The request.
Your task is to transcribe the records exactly, skipping every image.

[Rows from a dataset]
▶

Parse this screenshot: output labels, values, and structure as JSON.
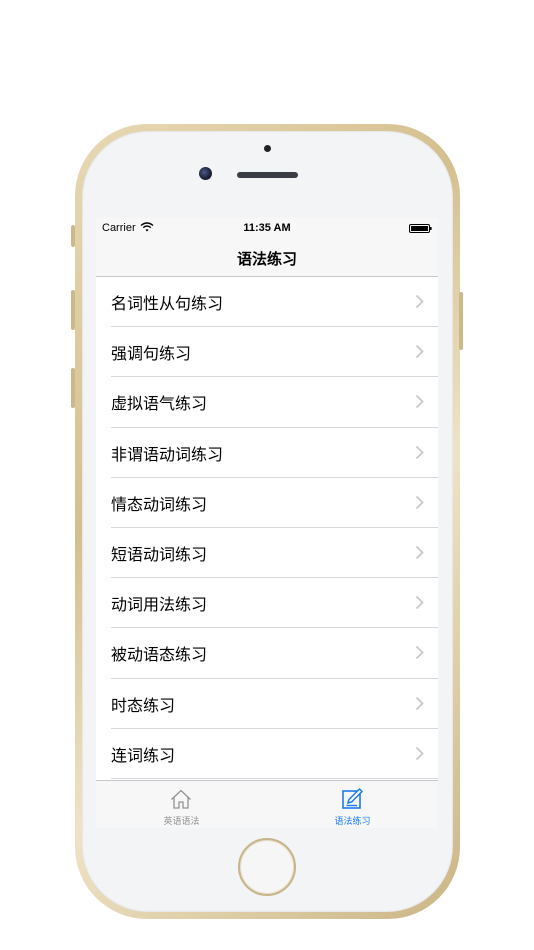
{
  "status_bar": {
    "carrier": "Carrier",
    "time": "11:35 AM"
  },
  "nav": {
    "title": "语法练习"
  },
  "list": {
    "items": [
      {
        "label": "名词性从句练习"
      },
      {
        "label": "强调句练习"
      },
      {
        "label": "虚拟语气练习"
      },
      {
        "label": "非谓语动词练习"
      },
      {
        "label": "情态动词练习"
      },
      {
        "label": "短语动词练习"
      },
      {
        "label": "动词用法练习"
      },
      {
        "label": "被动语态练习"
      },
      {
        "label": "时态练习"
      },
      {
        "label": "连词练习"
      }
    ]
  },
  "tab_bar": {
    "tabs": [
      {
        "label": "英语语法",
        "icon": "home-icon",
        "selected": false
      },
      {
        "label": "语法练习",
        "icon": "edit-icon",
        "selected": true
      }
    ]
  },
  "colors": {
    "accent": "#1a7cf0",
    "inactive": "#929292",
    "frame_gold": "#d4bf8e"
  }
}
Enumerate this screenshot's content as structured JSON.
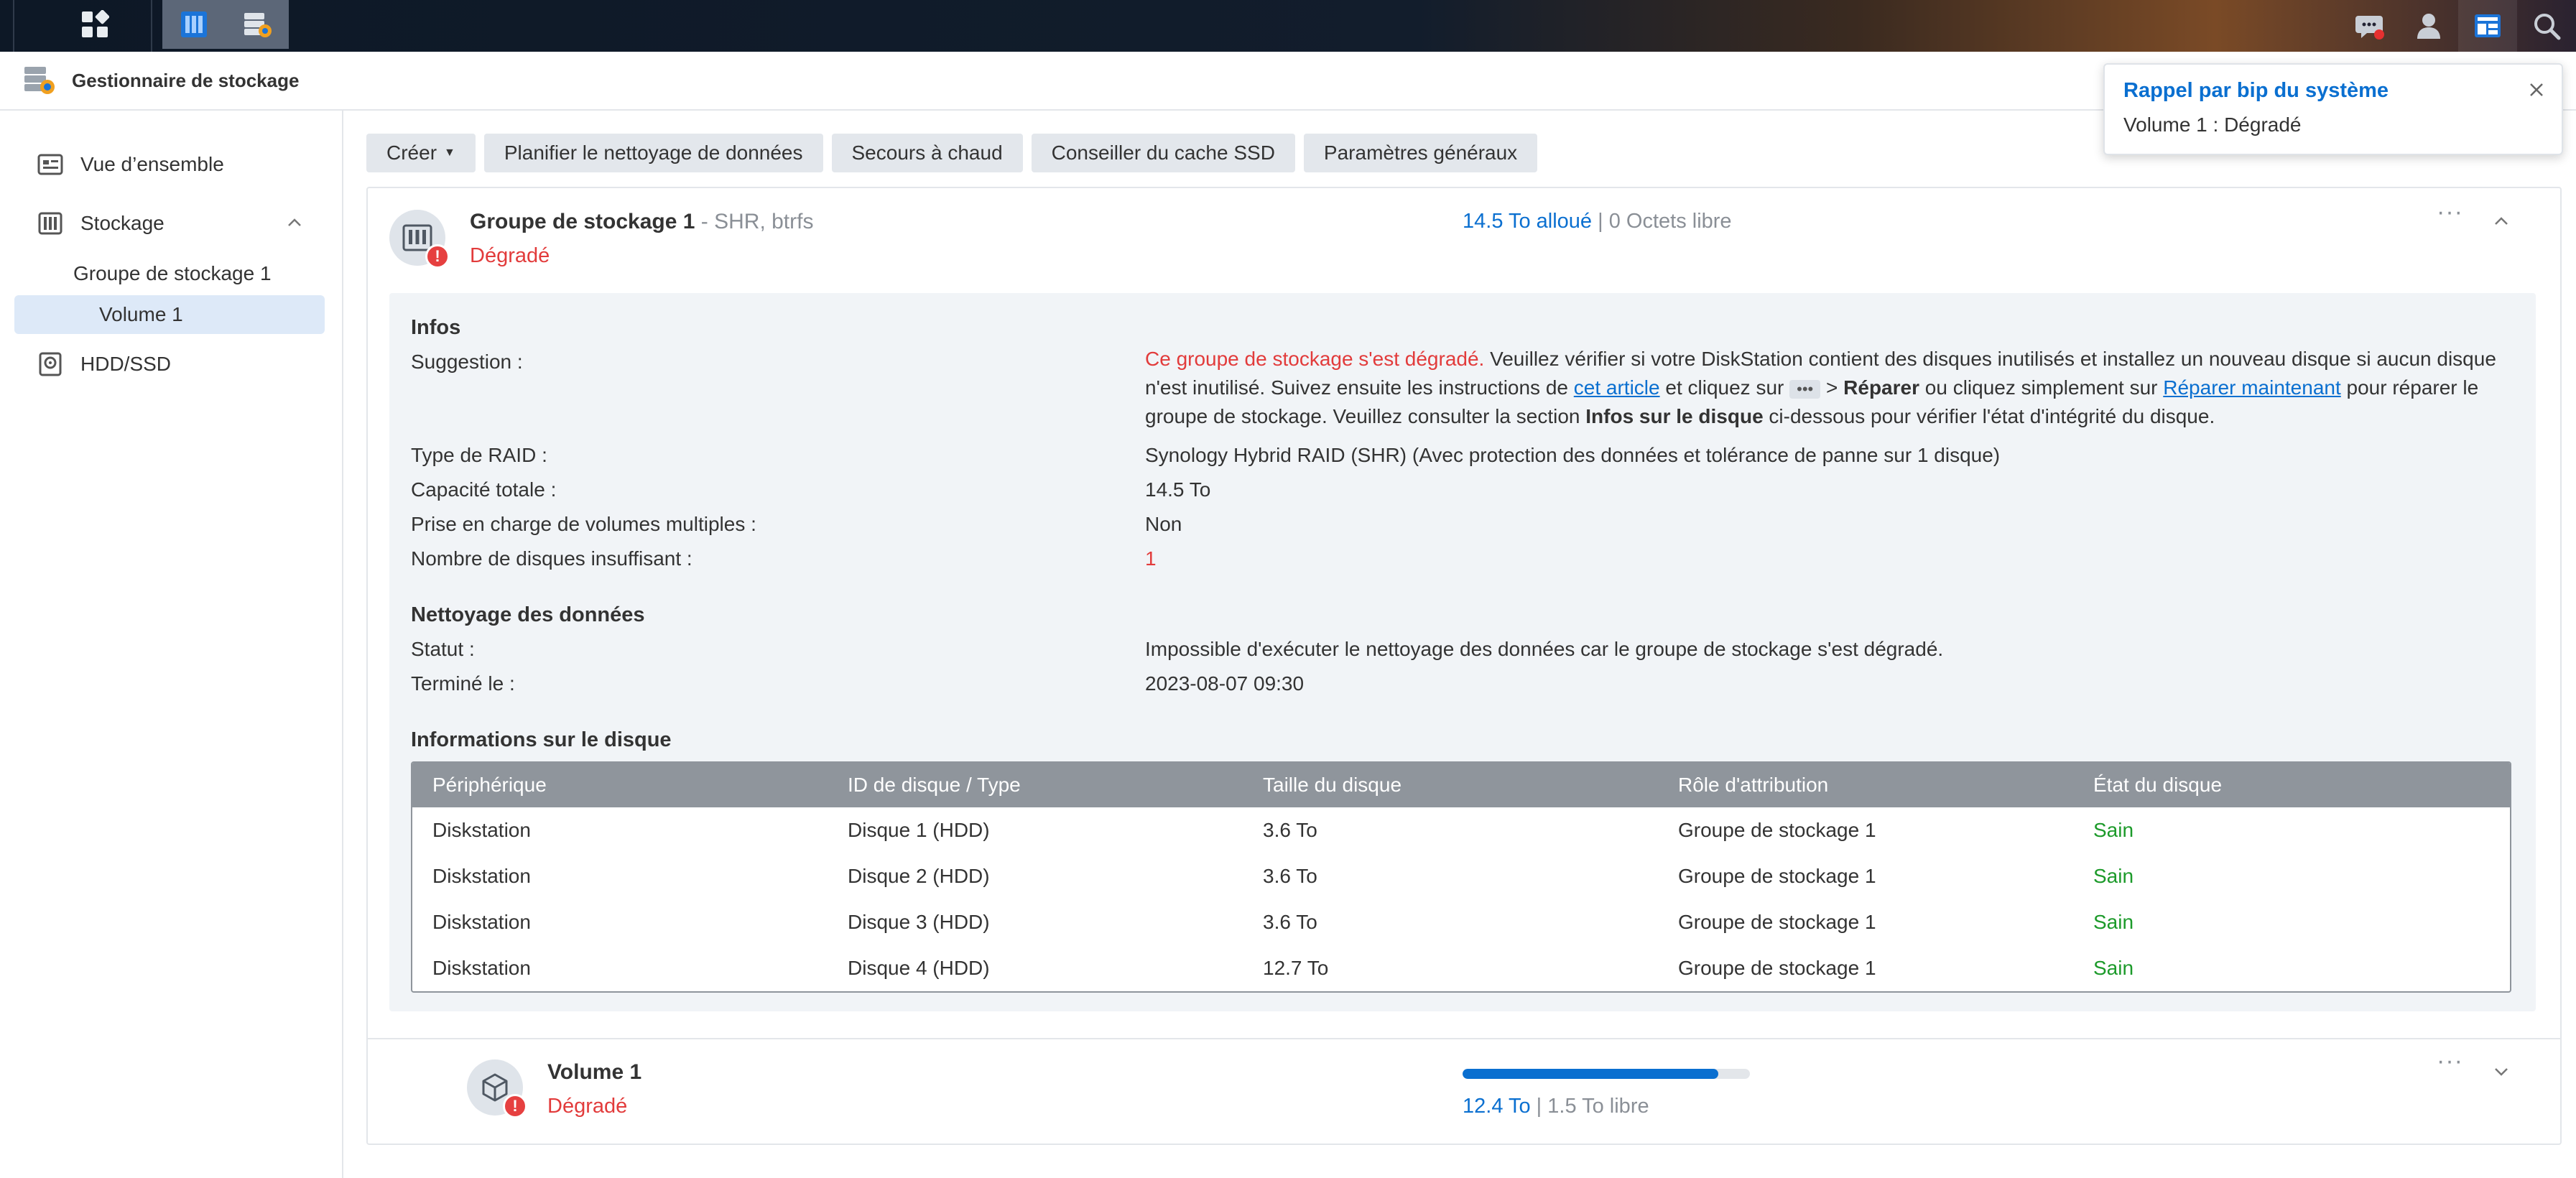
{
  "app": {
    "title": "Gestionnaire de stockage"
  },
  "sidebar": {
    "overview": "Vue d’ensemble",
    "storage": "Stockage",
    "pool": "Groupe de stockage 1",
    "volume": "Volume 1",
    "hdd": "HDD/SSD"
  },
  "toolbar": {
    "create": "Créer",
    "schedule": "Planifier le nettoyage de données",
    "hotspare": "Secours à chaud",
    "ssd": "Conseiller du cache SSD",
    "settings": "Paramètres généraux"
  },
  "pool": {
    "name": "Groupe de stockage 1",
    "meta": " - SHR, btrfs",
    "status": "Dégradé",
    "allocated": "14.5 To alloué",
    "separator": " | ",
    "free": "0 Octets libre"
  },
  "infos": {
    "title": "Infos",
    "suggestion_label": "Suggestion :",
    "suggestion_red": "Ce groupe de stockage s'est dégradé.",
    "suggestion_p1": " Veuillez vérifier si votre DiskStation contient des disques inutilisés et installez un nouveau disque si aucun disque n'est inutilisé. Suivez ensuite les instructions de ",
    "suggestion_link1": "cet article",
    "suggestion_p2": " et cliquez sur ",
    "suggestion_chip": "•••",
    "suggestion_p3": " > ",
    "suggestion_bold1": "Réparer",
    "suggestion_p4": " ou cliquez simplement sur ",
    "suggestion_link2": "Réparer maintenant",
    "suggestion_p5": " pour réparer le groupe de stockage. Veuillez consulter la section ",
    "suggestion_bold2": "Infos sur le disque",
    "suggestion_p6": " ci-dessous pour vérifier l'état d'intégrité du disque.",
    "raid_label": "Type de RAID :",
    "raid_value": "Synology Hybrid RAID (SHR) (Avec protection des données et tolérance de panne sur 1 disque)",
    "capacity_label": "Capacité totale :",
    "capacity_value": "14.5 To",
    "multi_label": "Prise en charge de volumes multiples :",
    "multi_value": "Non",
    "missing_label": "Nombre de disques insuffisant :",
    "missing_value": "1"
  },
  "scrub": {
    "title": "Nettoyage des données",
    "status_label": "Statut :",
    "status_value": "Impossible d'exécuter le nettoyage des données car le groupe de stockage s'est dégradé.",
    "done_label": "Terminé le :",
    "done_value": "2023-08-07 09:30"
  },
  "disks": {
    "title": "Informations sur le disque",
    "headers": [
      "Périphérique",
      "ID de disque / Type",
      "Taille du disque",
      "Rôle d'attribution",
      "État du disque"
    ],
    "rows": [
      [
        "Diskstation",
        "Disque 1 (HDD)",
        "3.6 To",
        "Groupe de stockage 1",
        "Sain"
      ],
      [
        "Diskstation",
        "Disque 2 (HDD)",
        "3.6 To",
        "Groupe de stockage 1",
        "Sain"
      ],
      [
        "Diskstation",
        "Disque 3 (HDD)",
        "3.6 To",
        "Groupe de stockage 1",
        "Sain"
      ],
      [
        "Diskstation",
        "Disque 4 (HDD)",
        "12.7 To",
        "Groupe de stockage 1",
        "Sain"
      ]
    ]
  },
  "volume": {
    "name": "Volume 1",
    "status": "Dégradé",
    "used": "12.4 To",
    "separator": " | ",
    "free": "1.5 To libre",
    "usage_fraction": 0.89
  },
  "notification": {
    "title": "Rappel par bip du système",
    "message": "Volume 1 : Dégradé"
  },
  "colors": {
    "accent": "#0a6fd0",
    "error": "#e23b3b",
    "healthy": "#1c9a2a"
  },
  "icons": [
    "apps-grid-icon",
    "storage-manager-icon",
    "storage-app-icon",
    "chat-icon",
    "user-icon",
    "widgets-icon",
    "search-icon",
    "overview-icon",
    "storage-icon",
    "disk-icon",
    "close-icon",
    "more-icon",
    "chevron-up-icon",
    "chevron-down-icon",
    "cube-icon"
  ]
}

◀

Full response.
Parse this screenshot: output labels, values, and structure as JSON.
{
  "status_bar": {
    "carrier": "Carrier",
    "time": "11:35 AM"
  },
  "nav": {
    "title": "语法练习"
  },
  "list": {
    "items": [
      {
        "label": "名词性从句练习"
      },
      {
        "label": "强调句练习"
      },
      {
        "label": "虚拟语气练习"
      },
      {
        "label": "非谓语动词练习"
      },
      {
        "label": "情态动词练习"
      },
      {
        "label": "短语动词练习"
      },
      {
        "label": "动词用法练习"
      },
      {
        "label": "被动语态练习"
      },
      {
        "label": "时态练习"
      },
      {
        "label": "连词练习"
      }
    ]
  },
  "tab_bar": {
    "tabs": [
      {
        "label": "英语语法",
        "icon": "home-icon",
        "selected": false
      },
      {
        "label": "语法练习",
        "icon": "edit-icon",
        "selected": true
      }
    ]
  },
  "colors": {
    "accent": "#1a7cf0",
    "inactive": "#929292",
    "frame_gold": "#d4bf8e"
  }
}
Enumerate this screenshot's content as structured JSON.
{
  "app": {
    "title": "Gestionnaire de stockage"
  },
  "sidebar": {
    "overview": "Vue d’ensemble",
    "storage": "Stockage",
    "pool": "Groupe de stockage 1",
    "volume": "Volume 1",
    "hdd": "HDD/SSD"
  },
  "toolbar": {
    "create": "Créer",
    "schedule": "Planifier le nettoyage de données",
    "hotspare": "Secours à chaud",
    "ssd": "Conseiller du cache SSD",
    "settings": "Paramètres généraux"
  },
  "pool": {
    "name": "Groupe de stockage 1",
    "meta": " - SHR, btrfs",
    "status": "Dégradé",
    "allocated": "14.5 To alloué",
    "separator": " | ",
    "free": "0 Octets libre"
  },
  "infos": {
    "title": "Infos",
    "suggestion_label": "Suggestion :",
    "suggestion_red": "Ce groupe de stockage s'est dégradé.",
    "suggestion_p1": " Veuillez vérifier si votre DiskStation contient des disques inutilisés et installez un nouveau disque si aucun disque n'est inutilisé. Suivez ensuite les instructions de ",
    "suggestion_link1": "cet article",
    "suggestion_p2": " et cliquez sur ",
    "suggestion_chip": "•••",
    "suggestion_p3": " > ",
    "suggestion_bold1": "Réparer",
    "suggestion_p4": " ou cliquez simplement sur ",
    "suggestion_link2": "Réparer maintenant",
    "suggestion_p5": " pour réparer le groupe de stockage. Veuillez consulter la section ",
    "suggestion_bold2": "Infos sur le disque",
    "suggestion_p6": " ci-dessous pour vérifier l'état d'intégrité du disque.",
    "raid_label": "Type de RAID :",
    "raid_value": "Synology Hybrid RAID (SHR) (Avec protection des données et tolérance de panne sur 1 disque)",
    "capacity_label": "Capacité totale :",
    "capacity_value": "14.5 To",
    "multi_label": "Prise en charge de volumes multiples :",
    "multi_value": "Non",
    "missing_label": "Nombre de disques insuffisant :",
    "missing_value": "1"
  },
  "scrub": {
    "title": "Nettoyage des données",
    "status_label": "Statut :",
    "status_value": "Impossible d'exécuter le nettoyage des données car le groupe de stockage s'est dégradé.",
    "done_label": "Terminé le :",
    "done_value": "2023-08-07 09:30"
  },
  "disks": {
    "title": "Informations sur le disque",
    "headers": [
      "Périphérique",
      "ID de disque / Type",
      "Taille du disque",
      "Rôle d'attribution",
      "État du disque"
    ],
    "rows": [
      [
        "Diskstation",
        "Disque 1 (HDD)",
        "3.6 To",
        "Groupe de stockage 1",
        "Sain"
      ],
      [
        "Diskstation",
        "Disque 2 (HDD)",
        "3.6 To",
        "Groupe de stockage 1",
        "Sain"
      ],
      [
        "Diskstation",
        "Disque 3 (HDD)",
        "3.6 To",
        "Groupe de stockage 1",
        "Sain"
      ],
      [
        "Diskstation",
        "Disque 4 (HDD)",
        "12.7 To",
        "Groupe de stockage 1",
        "Sain"
      ]
    ]
  },
  "volume": {
    "name": "Volume 1",
    "status": "Dégradé",
    "used": "12.4 To",
    "separator": " | ",
    "free": "1.5 To libre",
    "usage_fraction": 0.89
  },
  "notification": {
    "title": "Rappel par bip du système",
    "message": "Volume 1 : Dégradé"
  },
  "colors": {
    "accent": "#0a6fd0",
    "error": "#e23b3b",
    "healthy": "#1c9a2a"
  },
  "icons": [
    "apps-grid-icon",
    "storage-manager-icon",
    "storage-app-icon",
    "chat-icon",
    "user-icon",
    "widgets-icon",
    "search-icon",
    "overview-icon",
    "storage-icon",
    "disk-icon",
    "close-icon",
    "more-icon",
    "chevron-up-icon",
    "chevron-down-icon",
    "cube-icon"
  ]
}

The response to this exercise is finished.